[Problem statement]:
Repeat the records exactly. Every line must match.

[Extracted data entries]:
● ● ● ● ● ● ●

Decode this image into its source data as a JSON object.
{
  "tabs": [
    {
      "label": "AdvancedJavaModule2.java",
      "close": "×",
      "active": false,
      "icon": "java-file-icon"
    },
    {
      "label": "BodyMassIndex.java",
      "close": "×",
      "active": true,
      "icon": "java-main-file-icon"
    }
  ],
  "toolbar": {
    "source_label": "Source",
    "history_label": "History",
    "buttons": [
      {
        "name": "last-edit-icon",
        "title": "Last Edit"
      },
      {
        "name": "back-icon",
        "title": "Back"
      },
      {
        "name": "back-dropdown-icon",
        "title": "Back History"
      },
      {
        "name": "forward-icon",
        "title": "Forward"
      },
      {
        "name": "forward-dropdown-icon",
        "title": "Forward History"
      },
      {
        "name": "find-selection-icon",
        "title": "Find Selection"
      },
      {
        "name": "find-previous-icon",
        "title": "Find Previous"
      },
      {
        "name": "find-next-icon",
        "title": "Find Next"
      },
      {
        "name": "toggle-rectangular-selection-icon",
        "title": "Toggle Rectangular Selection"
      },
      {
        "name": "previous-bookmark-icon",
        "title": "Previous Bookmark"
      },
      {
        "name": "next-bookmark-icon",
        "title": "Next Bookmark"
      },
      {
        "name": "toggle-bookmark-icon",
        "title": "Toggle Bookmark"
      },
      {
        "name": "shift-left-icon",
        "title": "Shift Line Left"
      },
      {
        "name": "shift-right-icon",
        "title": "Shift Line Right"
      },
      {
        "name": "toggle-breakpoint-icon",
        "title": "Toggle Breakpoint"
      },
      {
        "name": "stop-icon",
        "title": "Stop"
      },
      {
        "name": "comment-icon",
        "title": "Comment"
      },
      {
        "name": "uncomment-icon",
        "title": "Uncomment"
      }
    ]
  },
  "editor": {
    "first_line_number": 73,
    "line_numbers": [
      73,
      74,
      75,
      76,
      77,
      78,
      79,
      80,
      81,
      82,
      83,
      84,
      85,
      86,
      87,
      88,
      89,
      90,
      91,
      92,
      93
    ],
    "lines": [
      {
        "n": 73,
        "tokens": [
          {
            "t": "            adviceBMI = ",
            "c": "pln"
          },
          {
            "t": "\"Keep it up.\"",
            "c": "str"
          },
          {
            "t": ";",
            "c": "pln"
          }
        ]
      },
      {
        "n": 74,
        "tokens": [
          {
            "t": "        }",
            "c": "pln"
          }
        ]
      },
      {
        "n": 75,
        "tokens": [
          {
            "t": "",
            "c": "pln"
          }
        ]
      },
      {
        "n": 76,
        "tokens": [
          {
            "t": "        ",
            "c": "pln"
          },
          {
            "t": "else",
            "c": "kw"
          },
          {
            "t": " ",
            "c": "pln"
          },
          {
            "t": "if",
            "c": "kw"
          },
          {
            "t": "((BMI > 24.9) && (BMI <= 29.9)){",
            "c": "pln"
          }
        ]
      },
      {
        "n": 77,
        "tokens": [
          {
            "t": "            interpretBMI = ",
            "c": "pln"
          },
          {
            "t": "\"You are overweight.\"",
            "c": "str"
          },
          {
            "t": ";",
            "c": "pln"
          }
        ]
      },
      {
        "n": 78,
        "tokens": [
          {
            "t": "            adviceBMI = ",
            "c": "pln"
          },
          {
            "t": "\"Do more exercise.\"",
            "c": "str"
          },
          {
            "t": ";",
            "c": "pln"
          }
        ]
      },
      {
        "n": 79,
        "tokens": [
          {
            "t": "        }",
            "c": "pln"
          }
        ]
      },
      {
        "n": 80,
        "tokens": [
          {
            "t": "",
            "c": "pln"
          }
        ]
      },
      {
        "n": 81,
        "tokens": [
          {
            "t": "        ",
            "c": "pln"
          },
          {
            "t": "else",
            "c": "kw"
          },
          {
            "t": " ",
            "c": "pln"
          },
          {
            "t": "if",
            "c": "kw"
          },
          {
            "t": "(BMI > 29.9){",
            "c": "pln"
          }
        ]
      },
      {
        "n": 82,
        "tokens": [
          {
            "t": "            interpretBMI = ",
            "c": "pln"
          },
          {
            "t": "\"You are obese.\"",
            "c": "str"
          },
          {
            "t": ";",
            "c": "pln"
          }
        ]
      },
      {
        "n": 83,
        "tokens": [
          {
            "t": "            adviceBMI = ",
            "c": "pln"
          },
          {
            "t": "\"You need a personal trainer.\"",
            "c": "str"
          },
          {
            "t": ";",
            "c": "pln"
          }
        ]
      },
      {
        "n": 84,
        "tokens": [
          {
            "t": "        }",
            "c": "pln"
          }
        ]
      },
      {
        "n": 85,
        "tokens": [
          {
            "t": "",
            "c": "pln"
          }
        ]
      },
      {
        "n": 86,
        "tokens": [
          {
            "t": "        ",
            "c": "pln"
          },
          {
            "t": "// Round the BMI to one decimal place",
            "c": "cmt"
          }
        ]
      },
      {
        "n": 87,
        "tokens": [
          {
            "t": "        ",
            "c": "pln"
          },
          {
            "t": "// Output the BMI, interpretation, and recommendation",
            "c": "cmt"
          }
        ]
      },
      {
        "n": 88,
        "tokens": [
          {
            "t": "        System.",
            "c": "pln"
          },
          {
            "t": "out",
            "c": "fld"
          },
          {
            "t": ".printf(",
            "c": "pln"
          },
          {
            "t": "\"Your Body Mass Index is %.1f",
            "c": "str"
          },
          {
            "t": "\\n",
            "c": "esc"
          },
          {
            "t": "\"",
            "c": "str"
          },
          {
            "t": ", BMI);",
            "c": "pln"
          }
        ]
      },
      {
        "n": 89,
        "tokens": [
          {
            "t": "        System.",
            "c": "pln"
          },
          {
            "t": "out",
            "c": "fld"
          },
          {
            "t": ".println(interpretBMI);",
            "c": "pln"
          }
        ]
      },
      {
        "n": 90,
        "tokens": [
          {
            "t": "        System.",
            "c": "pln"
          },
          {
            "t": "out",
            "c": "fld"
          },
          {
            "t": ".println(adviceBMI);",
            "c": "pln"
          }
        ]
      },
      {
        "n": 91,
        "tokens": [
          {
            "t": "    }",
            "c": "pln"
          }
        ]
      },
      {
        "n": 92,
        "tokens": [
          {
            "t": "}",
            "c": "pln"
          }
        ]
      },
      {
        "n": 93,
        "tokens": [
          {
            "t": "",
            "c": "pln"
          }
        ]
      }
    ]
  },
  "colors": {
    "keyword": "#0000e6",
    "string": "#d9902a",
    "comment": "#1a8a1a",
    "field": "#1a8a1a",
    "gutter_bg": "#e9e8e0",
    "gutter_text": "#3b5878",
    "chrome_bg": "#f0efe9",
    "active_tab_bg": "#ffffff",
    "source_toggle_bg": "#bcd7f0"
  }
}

● ● ● ● ● ● ●

[Problem solution]:
Decode this image into its source data as a JSON object.
{
  "tabs": [
    {
      "label": "AdvancedJavaModule2.java",
      "close": "×",
      "active": false,
      "icon": "java-file-icon"
    },
    {
      "label": "BodyMassIndex.java",
      "close": "×",
      "active": true,
      "icon": "java-main-file-icon"
    }
  ],
  "toolbar": {
    "source_label": "Source",
    "history_label": "History",
    "buttons": [
      {
        "name": "last-edit-icon",
        "title": "Last Edit"
      },
      {
        "name": "back-icon",
        "title": "Back"
      },
      {
        "name": "back-dropdown-icon",
        "title": "Back History"
      },
      {
        "name": "forward-icon",
        "title": "Forward"
      },
      {
        "name": "forward-dropdown-icon",
        "title": "Forward History"
      },
      {
        "name": "find-selection-icon",
        "title": "Find Selection"
      },
      {
        "name": "find-previous-icon",
        "title": "Find Previous"
      },
      {
        "name": "find-next-icon",
        "title": "Find Next"
      },
      {
        "name": "toggle-rectangular-selection-icon",
        "title": "Toggle Rectangular Selection"
      },
      {
        "name": "previous-bookmark-icon",
        "title": "Previous Bookmark"
      },
      {
        "name": "next-bookmark-icon",
        "title": "Next Bookmark"
      },
      {
        "name": "toggle-bookmark-icon",
        "title": "Toggle Bookmark"
      },
      {
        "name": "shift-left-icon",
        "title": "Shift Line Left"
      },
      {
        "name": "shift-right-icon",
        "title": "Shift Line Right"
      },
      {
        "name": "toggle-breakpoint-icon",
        "title": "Toggle Breakpoint"
      },
      {
        "name": "stop-icon",
        "title": "Stop"
      },
      {
        "name": "comment-icon",
        "title": "Comment"
      },
      {
        "name": "uncomment-icon",
        "title": "Uncomment"
      }
    ]
  },
  "editor": {
    "first_line_number": 73,
    "line_numbers": [
      73,
      74,
      75,
      76,
      77,
      78,
      79,
      80,
      81,
      82,
      83,
      84,
      85,
      86,
      87,
      88,
      89,
      90,
      91,
      92,
      93
    ],
    "lines": [
      {
        "n": 73,
        "tokens": [
          {
            "t": "            adviceBMI = ",
            "c": "pln"
          },
          {
            "t": "\"Keep it up.\"",
            "c": "str"
          },
          {
            "t": ";",
            "c": "pln"
          }
        ]
      },
      {
        "n": 74,
        "tokens": [
          {
            "t": "        }",
            "c": "pln"
          }
        ]
      },
      {
        "n": 75,
        "tokens": [
          {
            "t": "",
            "c": "pln"
          }
        ]
      },
      {
        "n": 76,
        "tokens": [
          {
            "t": "        ",
            "c": "pln"
          },
          {
            "t": "else",
            "c": "kw"
          },
          {
            "t": " ",
            "c": "pln"
          },
          {
            "t": "if",
            "c": "kw"
          },
          {
            "t": "((BMI > 24.9) && (BMI <= 29.9)){",
            "c": "pln"
          }
        ]
      },
      {
        "n": 77,
        "tokens": [
          {
            "t": "            interpretBMI = ",
            "c": "pln"
          },
          {
            "t": "\"You are overweight.\"",
            "c": "str"
          },
          {
            "t": ";",
            "c": "pln"
          }
        ]
      },
      {
        "n": 78,
        "tokens": [
          {
            "t": "            adviceBMI = ",
            "c": "pln"
          },
          {
            "t": "\"Do more exercise.\"",
            "c": "str"
          },
          {
            "t": ";",
            "c": "pln"
          }
        ]
      },
      {
        "n": 79,
        "tokens": [
          {
            "t": "        }",
            "c": "pln"
          }
        ]
      },
      {
        "n": 80,
        "tokens": [
          {
            "t": "",
            "c": "pln"
          }
        ]
      },
      {
        "n": 81,
        "tokens": [
          {
            "t": "        ",
            "c": "pln"
          },
          {
            "t": "else",
            "c": "kw"
          },
          {
            "t": " ",
            "c": "pln"
          },
          {
            "t": "if",
            "c": "kw"
          },
          {
            "t": "(BMI > 29.9){",
            "c": "pln"
          }
        ]
      },
      {
        "n": 82,
        "tokens": [
          {
            "t": "            interpretBMI = ",
            "c": "pln"
          },
          {
            "t": "\"You are obese.\"",
            "c": "str"
          },
          {
            "t": ";",
            "c": "pln"
          }
        ]
      },
      {
        "n": 83,
        "tokens": [
          {
            "t": "            adviceBMI = ",
            "c": "pln"
          },
          {
            "t": "\"You need a personal trainer.\"",
            "c": "str"
          },
          {
            "t": ";",
            "c": "pln"
          }
        ]
      },
      {
        "n": 84,
        "tokens": [
          {
            "t": "        }",
            "c": "pln"
          }
        ]
      },
      {
        "n": 85,
        "tokens": [
          {
            "t": "",
            "c": "pln"
          }
        ]
      },
      {
        "n": 86,
        "tokens": [
          {
            "t": "        ",
            "c": "pln"
          },
          {
            "t": "// Round the BMI to one decimal place",
            "c": "cmt"
          }
        ]
      },
      {
        "n": 87,
        "tokens": [
          {
            "t": "        ",
            "c": "pln"
          },
          {
            "t": "// Output the BMI, interpretation, and recommendation",
            "c": "cmt"
          }
        ]
      },
      {
        "n": 88,
        "tokens": [
          {
            "t": "        System.",
            "c": "pln"
          },
          {
            "t": "out",
            "c": "fld"
          },
          {
            "t": ".printf(",
            "c": "pln"
          },
          {
            "t": "\"Your Body Mass Index is %.1f",
            "c": "str"
          },
          {
            "t": "\\n",
            "c": "esc"
          },
          {
            "t": "\"",
            "c": "str"
          },
          {
            "t": ", BMI);",
            "c": "pln"
          }
        ]
      },
      {
        "n": 89,
        "tokens": [
          {
            "t": "        System.",
            "c": "pln"
          },
          {
            "t": "out",
            "c": "fld"
          },
          {
            "t": ".println(interpretBMI);",
            "c": "pln"
          }
        ]
      },
      {
        "n": 90,
        "tokens": [
          {
            "t": "        System.",
            "c": "pln"
          },
          {
            "t": "out",
            "c": "fld"
          },
          {
            "t": ".println(adviceBMI);",
            "c": "pln"
          }
        ]
      },
      {
        "n": 91,
        "tokens": [
          {
            "t": "    }",
            "c": "pln"
          }
        ]
      },
      {
        "n": 92,
        "tokens": [
          {
            "t": "}",
            "c": "pln"
          }
        ]
      },
      {
        "n": 93,
        "tokens": [
          {
            "t": "",
            "c": "pln"
          }
        ]
      }
    ]
  },
  "colors": {
    "keyword": "#0000e6",
    "string": "#d9902a",
    "comment": "#1a8a1a",
    "field": "#1a8a1a",
    "gutter_bg": "#e9e8e0",
    "gutter_text": "#3b5878",
    "chrome_bg": "#f0efe9",
    "active_tab_bg": "#ffffff",
    "source_toggle_bg": "#bcd7f0"
  }
}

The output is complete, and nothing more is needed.